Provided data →
★ ★ ★ ★

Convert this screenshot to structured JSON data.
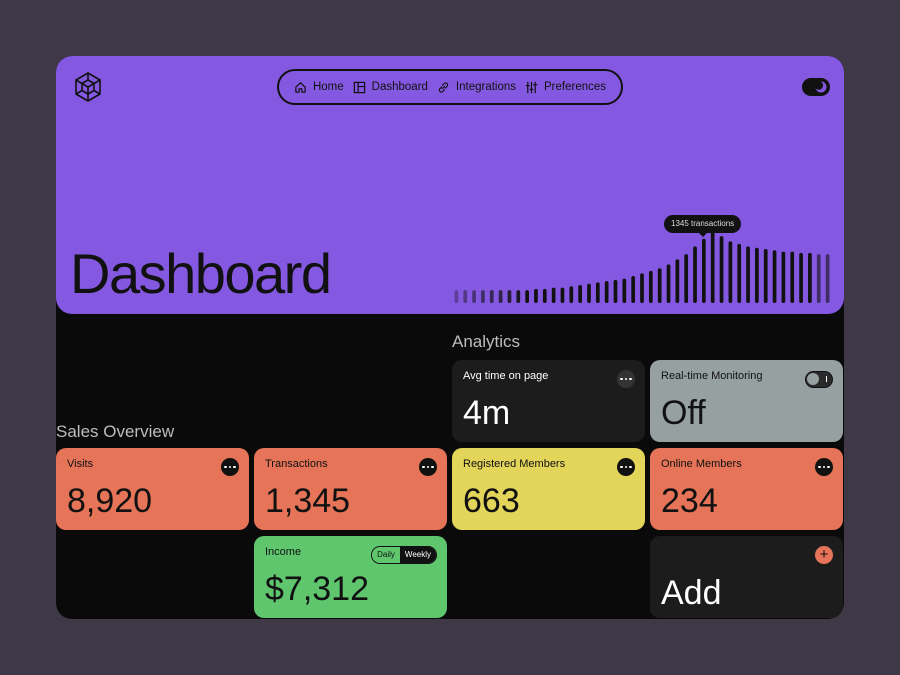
{
  "nav": {
    "items": [
      {
        "label": "Home",
        "icon": "home-icon"
      },
      {
        "label": "Dashboard",
        "icon": "dashboard-icon"
      },
      {
        "label": "Integrations",
        "icon": "link-icon"
      },
      {
        "label": "Preferences",
        "icon": "sliders-icon"
      }
    ]
  },
  "hero": {
    "title": "Dashboard",
    "tooltip": "1345 transactions"
  },
  "chart_data": {
    "type": "bar",
    "values": [
      10,
      10,
      10,
      10,
      10,
      10,
      10,
      10,
      10,
      11,
      11,
      12,
      12,
      13,
      14,
      15,
      16,
      17,
      18,
      19,
      21,
      23,
      25,
      27,
      30,
      34,
      38,
      44,
      50,
      56,
      52,
      48,
      46,
      44,
      43,
      42,
      41,
      40,
      40,
      39,
      39,
      38,
      38
    ],
    "highlight_index": 29,
    "colors": {
      "bar": "#111111",
      "highlight": "#111111"
    }
  },
  "analytics": {
    "label": "Analytics",
    "avg_time": {
      "title": "Avg time on page",
      "value": "4m"
    },
    "realtime": {
      "title": "Real-time Monitoring",
      "value": "Off"
    },
    "registered": {
      "title": "Registered Members",
      "value": "663"
    },
    "online": {
      "title": "Online Members",
      "value": "234"
    },
    "add": {
      "title": "Add"
    }
  },
  "sales": {
    "label": "Sales Overview",
    "visits": {
      "title": "Visits",
      "value": "8,920"
    },
    "transactions": {
      "title": "Transactions",
      "value": "1,345"
    },
    "income": {
      "title": "Income",
      "value": "$7,312",
      "toggle": {
        "daily": "Daily",
        "weekly": "Weekly"
      }
    }
  },
  "colors": {
    "hero": "#8458e0",
    "orange": "#e67458",
    "yellow": "#e3d45a",
    "grey": "#96a0a1",
    "green": "#5fc66e",
    "background": "#3f3846"
  }
}
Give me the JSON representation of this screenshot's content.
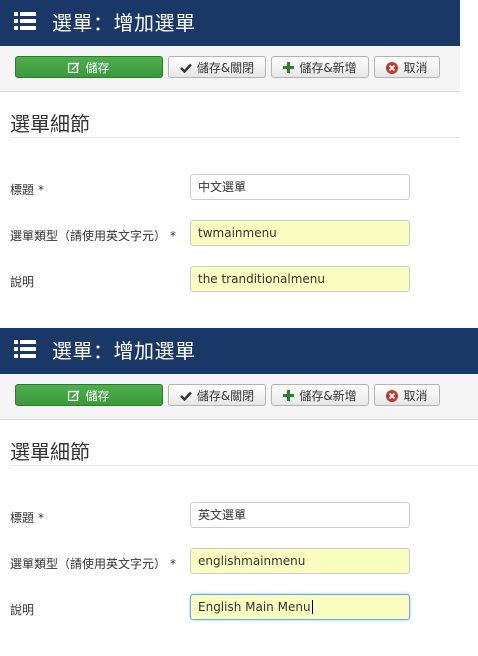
{
  "panels": [
    {
      "header": {
        "title": "選單：增加選單"
      },
      "toolbar": {
        "save": "儲存",
        "save_close": "儲存&關閉",
        "save_new": "儲存&新增",
        "cancel": "取消"
      },
      "section_title": "選單細節",
      "form": {
        "title_label": "標題",
        "title_value": "中文選單",
        "type_label": "選單類型（請使用英文字元）",
        "type_value": "twmainmenu",
        "desc_label": "說明",
        "desc_value": "the tranditionalmenu",
        "required_mark": "*"
      }
    },
    {
      "header": {
        "title": "選單：增加選單"
      },
      "toolbar": {
        "save": "儲存",
        "save_close": "儲存&關閉",
        "save_new": "儲存&新增",
        "cancel": "取消"
      },
      "section_title": "選單細節",
      "form": {
        "title_label": "標題",
        "title_value": "英文選單",
        "type_label": "選單類型（請使用英文字元）",
        "type_value": "englishmainmenu",
        "desc_label": "說明",
        "desc_value": "English Main Menu",
        "required_mark": "*"
      }
    }
  ],
  "icons": {
    "menu": "list-icon",
    "save": "edit-icon",
    "save_close": "check-icon",
    "save_new": "plus-icon",
    "cancel": "cancel-circle-icon"
  },
  "colors": {
    "header_bg": "#1a3867",
    "save_button": "#3a9a3a",
    "highlight_field": "#fafdc0",
    "cancel_icon": "#c0392b"
  }
}
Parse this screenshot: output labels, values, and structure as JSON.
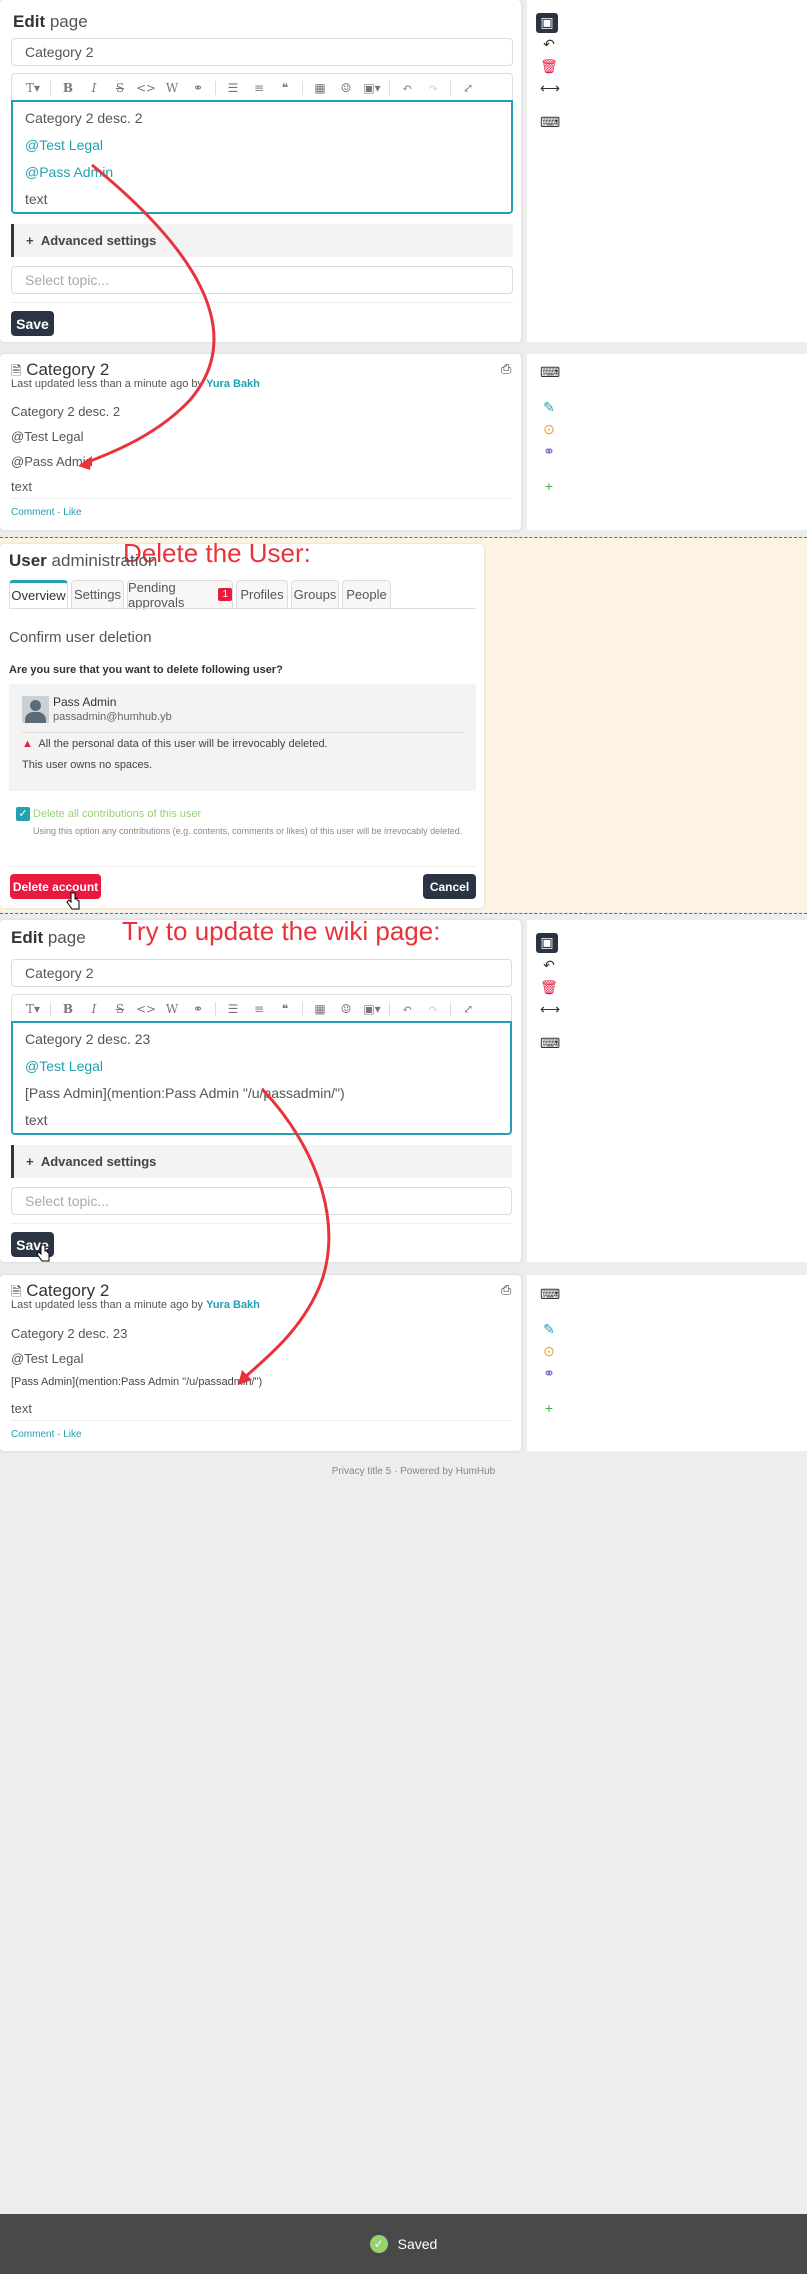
{
  "colors": {
    "accent": "#21a1b3",
    "danger": "#e9193f",
    "dark": "#2a3442",
    "annotation": "#e8333a",
    "success": "#97d271"
  },
  "icons": [
    "save-icon",
    "undo-icon",
    "trash-icon",
    "arrows-h-icon",
    "keyboard-icon",
    "pencil-icon",
    "history-icon",
    "link-icon",
    "plus-icon",
    "print-icon",
    "file-icon",
    "warning-icon",
    "check-icon",
    "pointer-icon"
  ],
  "edit1": {
    "title_bold": "Edit",
    "title_rest": "page",
    "title_input": "Category 2",
    "lines": [
      "Category 2 desc. 2",
      "@Test Legal",
      "@Pass Admin",
      "text"
    ],
    "advanced": "Advanced settings",
    "topic_placeholder": "Select topic...",
    "save": "Save"
  },
  "view1": {
    "title": "Category 2",
    "updated": "Last updated less than a minute ago by",
    "author": "Yura Bakh",
    "lines": [
      "Category 2 desc. 2",
      "@Test Legal",
      "@Pass Admin",
      "text"
    ],
    "comment": "Comment",
    "like": "Like"
  },
  "annotations": {
    "delete_user": "Delete the User:",
    "try_update": "Try to update the wiki page:"
  },
  "admin": {
    "title_bold": "User",
    "title_rest": "administration",
    "tabs": [
      "Overview",
      "Settings",
      "Pending approvals",
      "Profiles",
      "Groups",
      "People"
    ],
    "pending_count": "1",
    "confirm_title": "Confirm user deletion",
    "question": "Are you sure that you want to delete following user?",
    "user_name": "Pass Admin",
    "user_email": "passadmin@humhub.yb",
    "warning": "All the personal data of this user will be irrevocably deleted.",
    "no_spaces": "This user owns no spaces.",
    "checkbox_label": "Delete all contributions of this user",
    "checkbox_hint": "Using this option any contributions (e.g. contents, comments or likes) of this user will be irrevocably deleted.",
    "delete_btn": "Delete account",
    "cancel_btn": "Cancel"
  },
  "edit2": {
    "title_bold": "Edit",
    "title_rest": "page",
    "title_input": "Category 2",
    "lines": [
      "Category 2 desc. 23",
      "@Test Legal",
      "[Pass Admin](mention:Pass Admin \"/u/passadmin/\")",
      "text"
    ],
    "advanced": "Advanced settings",
    "topic_placeholder": "Select topic...",
    "save": "Save"
  },
  "view2": {
    "title": "Category 2",
    "updated": "Last updated less than a minute ago by",
    "author": "Yura Bakh",
    "lines": [
      "Category 2 desc. 23",
      "@Test Legal",
      "[Pass Admin](mention:Pass Admin \"/u/passadmin/\")",
      "text"
    ],
    "comment": "Comment",
    "like": "Like"
  },
  "footer": {
    "privacy": "Privacy title 5",
    "powered": "Powered by",
    "humhub": "HumHub"
  },
  "toast": "Saved"
}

★ ★ ★ ★

Exercise aim → Search the listing for the string "irrevocably". Copy each line where it turns up.

Response →
    "warning": "All the personal data of this user will be irrevocably deleted.",
    "checkbox_hint": "Using this option any contributions (e.g. contents, comments or likes) of this user will be irrevocably deleted.",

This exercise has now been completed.